YOUR GOAL: Repeat each entry exactly and drop the pictures.

— START OF PROVIDED RECORDS —

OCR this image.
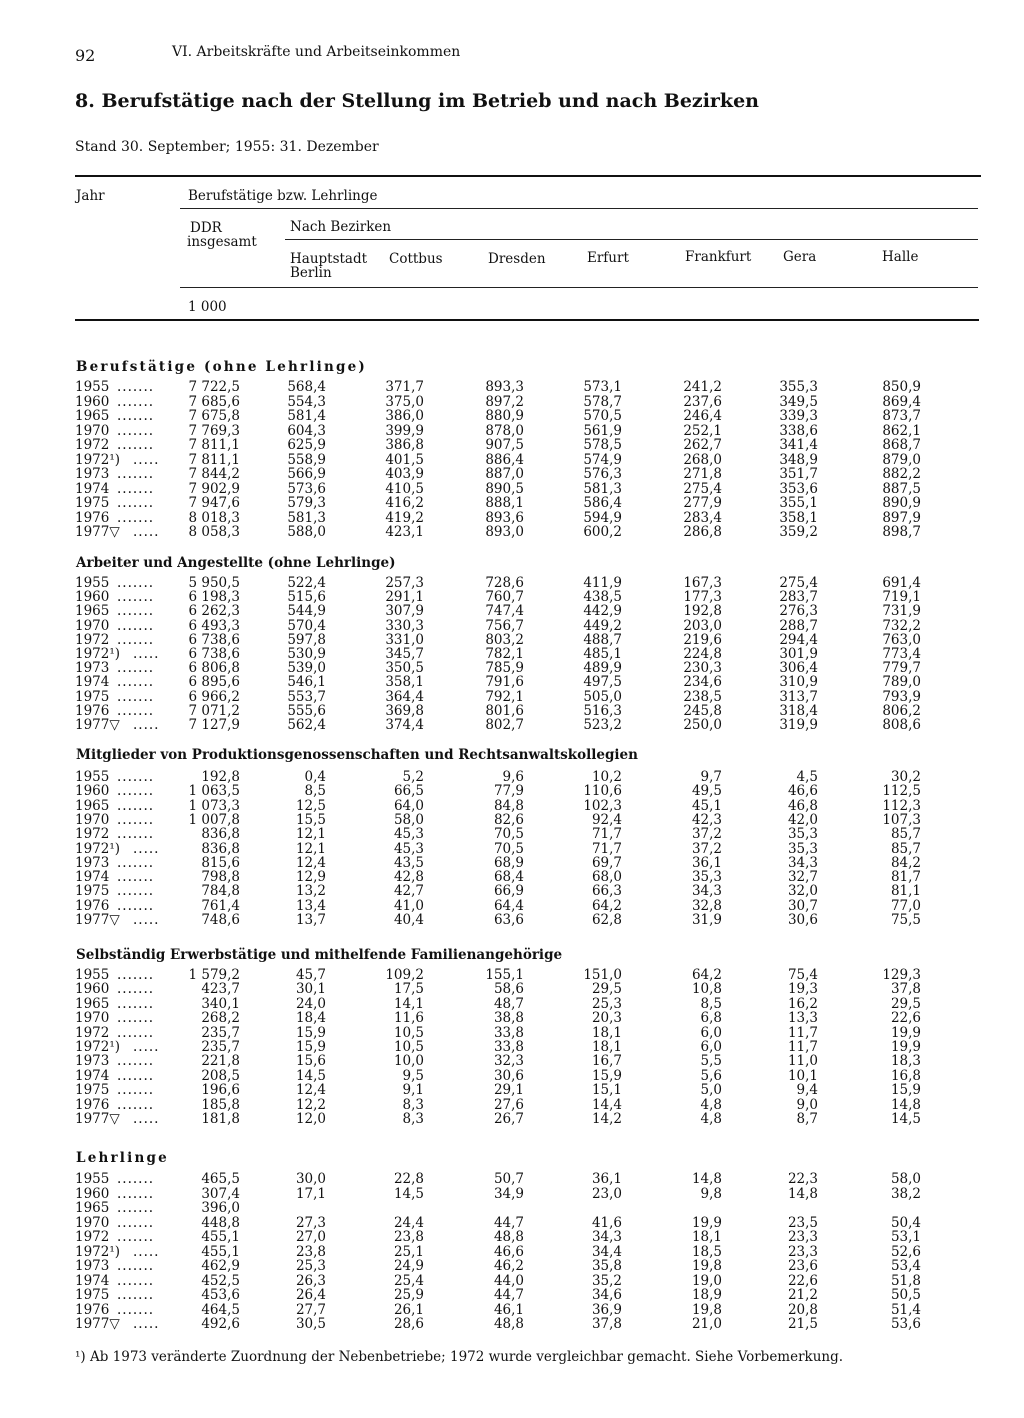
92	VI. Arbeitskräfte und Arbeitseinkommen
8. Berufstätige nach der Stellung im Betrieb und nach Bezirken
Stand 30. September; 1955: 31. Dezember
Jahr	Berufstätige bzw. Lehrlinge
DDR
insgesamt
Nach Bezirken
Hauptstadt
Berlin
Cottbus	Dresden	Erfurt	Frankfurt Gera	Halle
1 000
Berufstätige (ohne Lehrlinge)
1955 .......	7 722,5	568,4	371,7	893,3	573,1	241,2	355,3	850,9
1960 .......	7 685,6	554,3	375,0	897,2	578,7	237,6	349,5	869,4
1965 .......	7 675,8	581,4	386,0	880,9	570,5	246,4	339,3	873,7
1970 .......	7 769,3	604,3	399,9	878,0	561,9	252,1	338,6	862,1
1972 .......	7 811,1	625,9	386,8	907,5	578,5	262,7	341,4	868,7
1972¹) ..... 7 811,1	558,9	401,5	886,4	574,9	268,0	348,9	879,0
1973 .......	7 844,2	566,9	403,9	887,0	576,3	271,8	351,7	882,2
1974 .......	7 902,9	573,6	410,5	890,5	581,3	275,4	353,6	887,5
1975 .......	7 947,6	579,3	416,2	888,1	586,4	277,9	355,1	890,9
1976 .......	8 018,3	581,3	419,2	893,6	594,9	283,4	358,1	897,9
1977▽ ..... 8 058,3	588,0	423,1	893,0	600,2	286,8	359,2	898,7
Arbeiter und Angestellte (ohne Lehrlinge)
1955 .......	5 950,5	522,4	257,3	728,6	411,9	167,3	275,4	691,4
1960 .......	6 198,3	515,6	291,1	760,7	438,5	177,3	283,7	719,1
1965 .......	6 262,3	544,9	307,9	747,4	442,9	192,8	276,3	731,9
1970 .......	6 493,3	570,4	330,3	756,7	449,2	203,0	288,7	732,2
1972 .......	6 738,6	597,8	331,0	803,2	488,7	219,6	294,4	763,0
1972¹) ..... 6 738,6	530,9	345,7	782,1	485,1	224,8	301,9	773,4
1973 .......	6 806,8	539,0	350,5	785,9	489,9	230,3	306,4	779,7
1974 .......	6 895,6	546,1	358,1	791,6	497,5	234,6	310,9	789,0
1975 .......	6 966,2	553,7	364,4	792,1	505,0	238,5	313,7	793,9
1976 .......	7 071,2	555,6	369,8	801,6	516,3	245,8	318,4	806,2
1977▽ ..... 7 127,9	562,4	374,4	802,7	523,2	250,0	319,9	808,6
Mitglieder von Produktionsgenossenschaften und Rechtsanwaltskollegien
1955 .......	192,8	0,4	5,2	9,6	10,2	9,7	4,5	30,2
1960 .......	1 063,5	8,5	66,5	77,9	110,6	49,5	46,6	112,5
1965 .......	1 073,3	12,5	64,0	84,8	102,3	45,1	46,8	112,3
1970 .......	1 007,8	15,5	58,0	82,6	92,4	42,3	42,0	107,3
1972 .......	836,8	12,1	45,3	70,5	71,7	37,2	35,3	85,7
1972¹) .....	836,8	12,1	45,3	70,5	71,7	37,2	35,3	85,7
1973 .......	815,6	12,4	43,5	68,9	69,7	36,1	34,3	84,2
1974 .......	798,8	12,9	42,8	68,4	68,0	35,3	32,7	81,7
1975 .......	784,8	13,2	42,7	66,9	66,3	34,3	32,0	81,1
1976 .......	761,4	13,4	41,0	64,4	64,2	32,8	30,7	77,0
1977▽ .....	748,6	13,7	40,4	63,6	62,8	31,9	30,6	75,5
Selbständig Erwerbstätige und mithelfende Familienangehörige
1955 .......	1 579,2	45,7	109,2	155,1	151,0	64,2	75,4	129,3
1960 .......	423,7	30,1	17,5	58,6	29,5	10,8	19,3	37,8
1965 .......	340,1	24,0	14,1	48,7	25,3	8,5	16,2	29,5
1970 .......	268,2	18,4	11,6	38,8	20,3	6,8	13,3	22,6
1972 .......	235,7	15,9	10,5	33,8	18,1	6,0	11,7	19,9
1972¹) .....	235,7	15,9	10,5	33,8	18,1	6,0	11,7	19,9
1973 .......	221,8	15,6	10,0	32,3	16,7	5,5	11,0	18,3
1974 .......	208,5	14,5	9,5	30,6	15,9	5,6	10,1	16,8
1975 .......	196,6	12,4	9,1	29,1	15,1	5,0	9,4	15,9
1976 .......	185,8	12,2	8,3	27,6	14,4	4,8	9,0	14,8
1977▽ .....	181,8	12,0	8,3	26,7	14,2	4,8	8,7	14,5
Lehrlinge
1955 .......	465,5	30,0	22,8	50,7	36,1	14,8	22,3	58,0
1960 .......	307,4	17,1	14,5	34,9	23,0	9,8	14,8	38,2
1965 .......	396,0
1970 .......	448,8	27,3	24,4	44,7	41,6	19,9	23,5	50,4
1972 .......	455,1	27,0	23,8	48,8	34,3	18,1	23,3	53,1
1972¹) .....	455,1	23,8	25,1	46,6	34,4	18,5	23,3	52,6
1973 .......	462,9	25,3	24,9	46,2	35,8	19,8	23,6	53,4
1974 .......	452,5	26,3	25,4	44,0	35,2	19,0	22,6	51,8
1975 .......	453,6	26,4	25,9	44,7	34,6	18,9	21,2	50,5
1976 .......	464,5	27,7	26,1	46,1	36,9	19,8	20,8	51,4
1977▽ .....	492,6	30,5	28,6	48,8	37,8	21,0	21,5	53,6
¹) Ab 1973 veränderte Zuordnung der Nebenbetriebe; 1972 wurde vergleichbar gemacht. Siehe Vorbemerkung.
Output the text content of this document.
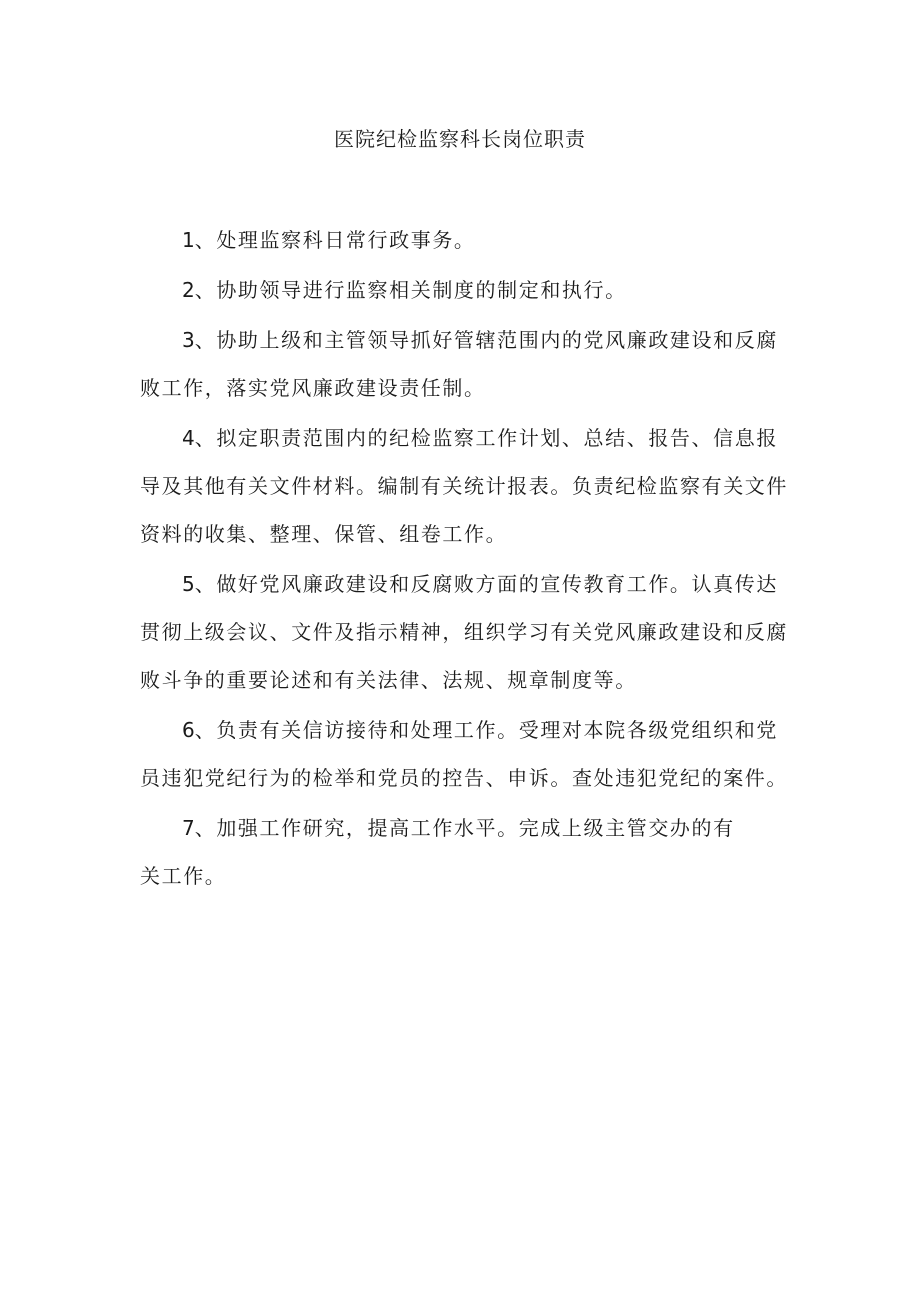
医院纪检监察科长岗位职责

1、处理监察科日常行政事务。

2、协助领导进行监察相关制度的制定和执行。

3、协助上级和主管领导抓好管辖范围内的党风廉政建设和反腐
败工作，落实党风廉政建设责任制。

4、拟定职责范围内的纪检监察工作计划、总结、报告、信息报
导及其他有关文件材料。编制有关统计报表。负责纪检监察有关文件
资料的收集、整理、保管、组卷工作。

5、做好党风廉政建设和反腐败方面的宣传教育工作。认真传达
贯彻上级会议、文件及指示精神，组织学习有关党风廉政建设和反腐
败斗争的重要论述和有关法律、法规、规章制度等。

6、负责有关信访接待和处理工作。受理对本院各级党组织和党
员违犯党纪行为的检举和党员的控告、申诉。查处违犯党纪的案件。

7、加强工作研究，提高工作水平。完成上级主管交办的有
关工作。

— END OF PROVIDED RECORDS —

RIGHT ANSWER:
OCR this image.
92	VI. Arbeitskräfte und Arbeitseinkommen
8. Berufstätige nach der Stellung im Betrieb und nach Bezirken
Stand 30. September; 1955: 31. Dezember
Jahr	Berufstätige bzw. Lehrlinge
DDR
insgesamt
Nach Bezirken
Hauptstadt
Berlin
Cottbus	Dresden	Erfurt	Frankfurt Gera	Halle
1 000
Berufstätige (ohne Lehrlinge)
1955 .......	7 722,5	568,4	371,7	893,3	573,1	241,2	355,3	850,9
1960 .......	7 685,6	554,3	375,0	897,2	578,7	237,6	349,5	869,4
1965 .......	7 675,8	581,4	386,0	880,9	570,5	246,4	339,3	873,7
1970 .......	7 769,3	604,3	399,9	878,0	561,9	252,1	338,6	862,1
1972 .......	7 811,1	625,9	386,8	907,5	578,5	262,7	341,4	868,7
1972¹) ..... 7 811,1	558,9	401,5	886,4	574,9	268,0	348,9	879,0
1973 .......	7 844,2	566,9	403,9	887,0	576,3	271,8	351,7	882,2
1974 .......	7 902,9	573,6	410,5	890,5	581,3	275,4	353,6	887,5
1975 .......	7 947,6	579,3	416,2	888,1	586,4	277,9	355,1	890,9
1976 .......	8 018,3	581,3	419,2	893,6	594,9	283,4	358,1	897,9
1977▽ ..... 8 058,3	588,0	423,1	893,0	600,2	286,8	359,2	898,7
Arbeiter und Angestellte (ohne Lehrlinge)
1955 .......	5 950,5	522,4	257,3	728,6	411,9	167,3	275,4	691,4
1960 .......	6 198,3	515,6	291,1	760,7	438,5	177,3	283,7	719,1
1965 .......	6 262,3	544,9	307,9	747,4	442,9	192,8	276,3	731,9
1970 .......	6 493,3	570,4	330,3	756,7	449,2	203,0	288,7	732,2
1972 .......	6 738,6	597,8	331,0	803,2	488,7	219,6	294,4	763,0
1972¹) ..... 6 738,6	530,9	345,7	782,1	485,1	224,8	301,9	773,4
1973 .......	6 806,8	539,0	350,5	785,9	489,9	230,3	306,4	779,7
1974 .......	6 895,6	546,1	358,1	791,6	497,5	234,6	310,9	789,0
1975 .......	6 966,2	553,7	364,4	792,1	505,0	238,5	313,7	793,9
1976 .......	7 071,2	555,6	369,8	801,6	516,3	245,8	318,4	806,2
1977▽ ..... 7 127,9	562,4	374,4	802,7	523,2	250,0	319,9	808,6
Mitglieder von Produktionsgenossenschaften und Rechtsanwaltskollegien
1955 .......	192,8	0,4	5,2	9,6	10,2	9,7	4,5	30,2
1960 .......	1 063,5	8,5	66,5	77,9	110,6	49,5	46,6	112,5
1965 .......	1 073,3	12,5	64,0	84,8	102,3	45,1	46,8	112,3
1970 .......	1 007,8	15,5	58,0	82,6	92,4	42,3	42,0	107,3
1972 .......	836,8	12,1	45,3	70,5	71,7	37,2	35,3	85,7
1972¹) .....	836,8	12,1	45,3	70,5	71,7	37,2	35,3	85,7
1973 .......	815,6	12,4	43,5	68,9	69,7	36,1	34,3	84,2
1974 .......	798,8	12,9	42,8	68,4	68,0	35,3	32,7	81,7
1975 .......	784,8	13,2	42,7	66,9	66,3	34,3	32,0	81,1
1976 .......	761,4	13,4	41,0	64,4	64,2	32,8	30,7	77,0
1977▽ .....	748,6	13,7	40,4	63,6	62,8	31,9	30,6	75,5
Selbständig Erwerbstätige und mithelfende Familienangehörige
1955 .......	1 579,2	45,7	109,2	155,1	151,0	64,2	75,4	129,3
1960 .......	423,7	30,1	17,5	58,6	29,5	10,8	19,3	37,8
1965 .......	340,1	24,0	14,1	48,7	25,3	8,5	16,2	29,5
1970 .......	268,2	18,4	11,6	38,8	20,3	6,8	13,3	22,6
1972 .......	235,7	15,9	10,5	33,8	18,1	6,0	11,7	19,9
1972¹) .....	235,7	15,9	10,5	33,8	18,1	6,0	11,7	19,9
1973 .......	221,8	15,6	10,0	32,3	16,7	5,5	11,0	18,3
1974 .......	208,5	14,5	9,5	30,6	15,9	5,6	10,1	16,8
1975 .......	196,6	12,4	9,1	29,1	15,1	5,0	9,4	15,9
1976 .......	185,8	12,2	8,3	27,6	14,4	4,8	9,0	14,8
1977▽ .....	181,8	12,0	8,3	26,7	14,2	4,8	8,7	14,5
Lehrlinge
1955 .......	465,5	30,0	22,8	50,7	36,1	14,8	22,3	58,0
1960 .......	307,4	17,1	14,5	34,9	23,0	9,8	14,8	38,2
1965 .......	396,0
1970 .......	448,8	27,3	24,4	44,7	41,6	19,9	23,5	50,4
1972 .......	455,1	27,0	23,8	48,8	34,3	18,1	23,3	53,1
1972¹) .....	455,1	23,8	25,1	46,6	34,4	18,5	23,3	52,6
1973 .......	462,9	25,3	24,9	46,2	35,8	19,8	23,6	53,4
1974 .......	452,5	26,3	25,4	44,0	35,2	19,0	22,6	51,8
1975 .......	453,6	26,4	25,9	44,7	34,6	18,9	21,2	50,5
1976 .......	464,5	27,7	26,1	46,1	36,9	19,8	20,8	51,4
1977▽ .....	492,6	30,5	28,6	48,8	37,8	21,0	21,5	53,6
¹) Ab 1973 veränderte Zuordnung der Nebenbetriebe; 1972 wurde vergleichbar gemacht. Siehe Vorbemerkung.
Output the text content of this document.
医院纪检监察科长岗位职责

1、处理监察科日常行政事务。

2、协助领导进行监察相关制度的制定和执行。

3、协助上级和主管领导抓好管辖范围内的党风廉政建设和反腐
败工作，落实党风廉政建设责任制。

4、拟定职责范围内的纪检监察工作计划、总结、报告、信息报
导及其他有关文件材料。编制有关统计报表。负责纪检监察有关文件
资料的收集、整理、保管、组卷工作。

5、做好党风廉政建设和反腐败方面的宣传教育工作。认真传达
贯彻上级会议、文件及指示精神，组织学习有关党风廉政建设和反腐
败斗争的重要论述和有关法律、法规、规章制度等。

6、负责有关信访接待和处理工作。受理对本院各级党组织和党
员违犯党纪行为的检举和党员的控告、申诉。查处违犯党纪的案件。

7、加强工作研究，提高工作水平。完成上级主管交办的有
关工作。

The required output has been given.